» GIVEN RECORDS

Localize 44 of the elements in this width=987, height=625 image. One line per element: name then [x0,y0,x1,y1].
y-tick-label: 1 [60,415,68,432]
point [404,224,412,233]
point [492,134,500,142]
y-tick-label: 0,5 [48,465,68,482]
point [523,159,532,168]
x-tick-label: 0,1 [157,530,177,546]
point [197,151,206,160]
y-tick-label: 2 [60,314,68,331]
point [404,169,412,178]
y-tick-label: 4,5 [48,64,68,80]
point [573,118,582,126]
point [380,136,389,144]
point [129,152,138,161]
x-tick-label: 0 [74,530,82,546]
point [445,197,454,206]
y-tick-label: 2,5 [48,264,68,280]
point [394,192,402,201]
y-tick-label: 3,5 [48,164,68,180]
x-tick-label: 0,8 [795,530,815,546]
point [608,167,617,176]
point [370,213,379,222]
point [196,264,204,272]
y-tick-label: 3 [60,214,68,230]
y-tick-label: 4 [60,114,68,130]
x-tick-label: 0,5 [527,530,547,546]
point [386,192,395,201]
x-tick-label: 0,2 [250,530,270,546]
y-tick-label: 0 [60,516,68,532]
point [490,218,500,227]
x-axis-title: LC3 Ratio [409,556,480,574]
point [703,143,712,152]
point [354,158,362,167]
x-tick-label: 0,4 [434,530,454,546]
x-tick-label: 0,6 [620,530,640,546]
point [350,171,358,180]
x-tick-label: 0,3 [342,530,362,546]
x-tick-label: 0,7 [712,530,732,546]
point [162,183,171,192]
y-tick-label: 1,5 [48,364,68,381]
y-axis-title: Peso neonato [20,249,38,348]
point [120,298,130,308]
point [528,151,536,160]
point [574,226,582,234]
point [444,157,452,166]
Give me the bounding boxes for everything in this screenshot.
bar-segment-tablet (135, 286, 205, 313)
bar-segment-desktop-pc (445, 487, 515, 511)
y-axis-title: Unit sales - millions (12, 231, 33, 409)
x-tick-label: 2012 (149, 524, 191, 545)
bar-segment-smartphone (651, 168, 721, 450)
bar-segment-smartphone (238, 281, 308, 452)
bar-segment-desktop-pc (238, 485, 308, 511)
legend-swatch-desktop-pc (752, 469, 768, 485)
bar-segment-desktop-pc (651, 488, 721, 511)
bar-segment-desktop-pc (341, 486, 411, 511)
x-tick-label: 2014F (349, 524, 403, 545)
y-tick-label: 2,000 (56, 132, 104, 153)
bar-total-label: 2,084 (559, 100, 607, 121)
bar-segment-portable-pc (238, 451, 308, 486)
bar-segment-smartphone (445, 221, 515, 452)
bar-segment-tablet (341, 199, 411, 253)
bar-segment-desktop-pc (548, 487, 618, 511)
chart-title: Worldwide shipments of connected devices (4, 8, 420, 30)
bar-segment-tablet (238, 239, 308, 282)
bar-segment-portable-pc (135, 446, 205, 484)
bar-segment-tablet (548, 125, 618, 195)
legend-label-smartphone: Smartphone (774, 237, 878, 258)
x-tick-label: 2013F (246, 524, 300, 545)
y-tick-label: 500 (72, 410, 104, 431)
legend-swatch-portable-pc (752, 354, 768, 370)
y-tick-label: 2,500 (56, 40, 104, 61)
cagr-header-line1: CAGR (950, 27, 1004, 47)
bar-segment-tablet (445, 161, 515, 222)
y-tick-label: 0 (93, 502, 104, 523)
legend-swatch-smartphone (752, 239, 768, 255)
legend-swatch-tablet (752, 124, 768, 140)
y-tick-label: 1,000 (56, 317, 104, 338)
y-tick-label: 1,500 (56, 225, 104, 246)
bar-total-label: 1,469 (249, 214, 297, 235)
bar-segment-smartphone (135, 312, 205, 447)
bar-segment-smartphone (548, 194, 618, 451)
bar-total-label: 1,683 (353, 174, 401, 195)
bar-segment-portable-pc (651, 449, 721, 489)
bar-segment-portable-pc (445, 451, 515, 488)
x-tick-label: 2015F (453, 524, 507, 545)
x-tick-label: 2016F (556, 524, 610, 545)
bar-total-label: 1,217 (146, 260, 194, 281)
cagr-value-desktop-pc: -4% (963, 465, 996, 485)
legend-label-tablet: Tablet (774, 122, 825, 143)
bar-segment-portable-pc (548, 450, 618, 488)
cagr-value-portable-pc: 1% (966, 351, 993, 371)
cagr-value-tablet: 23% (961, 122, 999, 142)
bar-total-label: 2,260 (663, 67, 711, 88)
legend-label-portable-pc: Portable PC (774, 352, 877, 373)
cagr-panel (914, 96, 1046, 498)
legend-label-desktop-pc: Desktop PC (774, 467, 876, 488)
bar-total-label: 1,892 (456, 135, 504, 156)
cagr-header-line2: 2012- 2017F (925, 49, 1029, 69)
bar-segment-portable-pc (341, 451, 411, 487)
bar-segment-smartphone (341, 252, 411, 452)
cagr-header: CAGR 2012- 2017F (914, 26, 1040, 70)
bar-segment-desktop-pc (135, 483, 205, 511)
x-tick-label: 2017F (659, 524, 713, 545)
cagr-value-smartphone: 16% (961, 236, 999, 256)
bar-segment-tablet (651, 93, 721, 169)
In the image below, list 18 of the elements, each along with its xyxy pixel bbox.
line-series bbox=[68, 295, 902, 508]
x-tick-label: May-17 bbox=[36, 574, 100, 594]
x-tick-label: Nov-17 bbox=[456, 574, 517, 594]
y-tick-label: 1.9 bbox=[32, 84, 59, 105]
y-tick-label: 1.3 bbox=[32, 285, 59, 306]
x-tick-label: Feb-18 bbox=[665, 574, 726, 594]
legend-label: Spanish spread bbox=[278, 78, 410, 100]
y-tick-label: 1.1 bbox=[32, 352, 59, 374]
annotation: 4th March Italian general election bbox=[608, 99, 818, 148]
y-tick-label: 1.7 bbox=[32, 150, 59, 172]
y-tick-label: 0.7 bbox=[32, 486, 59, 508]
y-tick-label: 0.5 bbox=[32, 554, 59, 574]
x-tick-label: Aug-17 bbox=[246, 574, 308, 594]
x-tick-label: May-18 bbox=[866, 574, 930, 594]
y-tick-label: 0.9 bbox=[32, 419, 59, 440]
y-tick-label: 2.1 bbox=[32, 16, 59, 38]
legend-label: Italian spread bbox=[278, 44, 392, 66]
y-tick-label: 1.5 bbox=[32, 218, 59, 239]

» THE TASK
Pull out each line of the records that contains the string "cagr", matching case exactly.

» RESULT
cagr-header-line1: CAGR (950, 27, 1004, 47)
cagr-value-desktop-pc: -4% (963, 465, 996, 485)
cagr-value-portable-pc: 1% (966, 351, 993, 371)
cagr-value-tablet: 23% (961, 122, 999, 142)
cagr-panel (914, 96, 1046, 498)
cagr-header-line2: 2012- 2017F (925, 49, 1029, 69)
cagr-header: CAGR 2012- 2017F (914, 26, 1040, 70)
cagr-value-smartphone: 16% (961, 236, 999, 256)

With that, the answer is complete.